## Work to do
Reproduce the listing word for word. Skip any image.

# Dataset entries start

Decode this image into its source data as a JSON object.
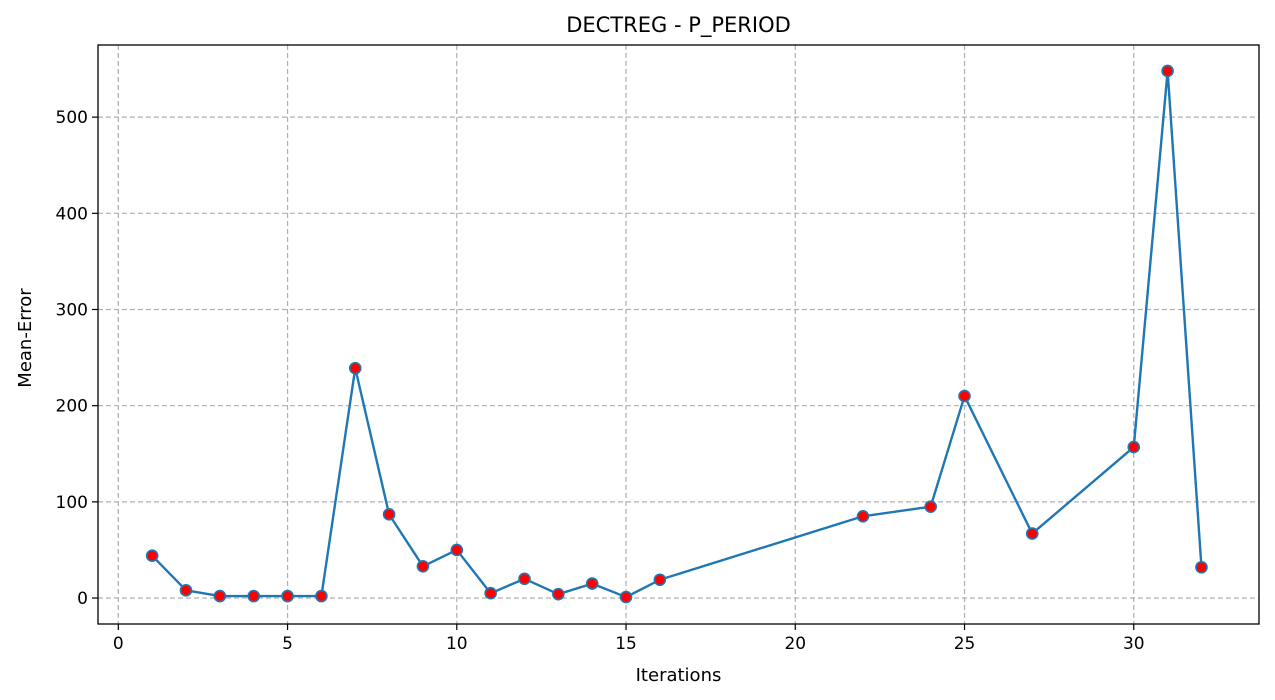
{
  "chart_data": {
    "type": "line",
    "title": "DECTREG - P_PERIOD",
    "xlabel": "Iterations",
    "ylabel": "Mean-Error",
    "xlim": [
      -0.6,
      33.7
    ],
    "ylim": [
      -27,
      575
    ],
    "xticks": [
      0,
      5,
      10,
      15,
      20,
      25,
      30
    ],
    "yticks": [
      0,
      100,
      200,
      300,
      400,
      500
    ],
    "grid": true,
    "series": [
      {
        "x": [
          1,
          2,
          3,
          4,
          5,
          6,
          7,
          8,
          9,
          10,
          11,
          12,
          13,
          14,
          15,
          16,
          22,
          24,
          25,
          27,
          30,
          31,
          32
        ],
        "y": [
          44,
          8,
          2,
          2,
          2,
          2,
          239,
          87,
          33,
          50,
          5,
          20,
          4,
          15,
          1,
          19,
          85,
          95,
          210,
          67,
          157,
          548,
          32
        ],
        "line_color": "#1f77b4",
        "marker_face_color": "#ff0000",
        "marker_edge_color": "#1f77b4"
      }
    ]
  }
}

# Dataset entries end

## Task response
Decode this image into its source data as a JSON object.
{
  "chart_data": {
    "type": "line",
    "title": "DECTREG - P_PERIOD",
    "xlabel": "Iterations",
    "ylabel": "Mean-Error",
    "xlim": [
      -0.6,
      33.7
    ],
    "ylim": [
      -27,
      575
    ],
    "xticks": [
      0,
      5,
      10,
      15,
      20,
      25,
      30
    ],
    "yticks": [
      0,
      100,
      200,
      300,
      400,
      500
    ],
    "grid": true,
    "series": [
      {
        "x": [
          1,
          2,
          3,
          4,
          5,
          6,
          7,
          8,
          9,
          10,
          11,
          12,
          13,
          14,
          15,
          16,
          22,
          24,
          25,
          27,
          30,
          31,
          32
        ],
        "y": [
          44,
          8,
          2,
          2,
          2,
          2,
          239,
          87,
          33,
          50,
          5,
          20,
          4,
          15,
          1,
          19,
          85,
          95,
          210,
          67,
          157,
          548,
          32
        ],
        "line_color": "#1f77b4",
        "marker_face_color": "#ff0000",
        "marker_edge_color": "#1f77b4"
      }
    ]
  }
}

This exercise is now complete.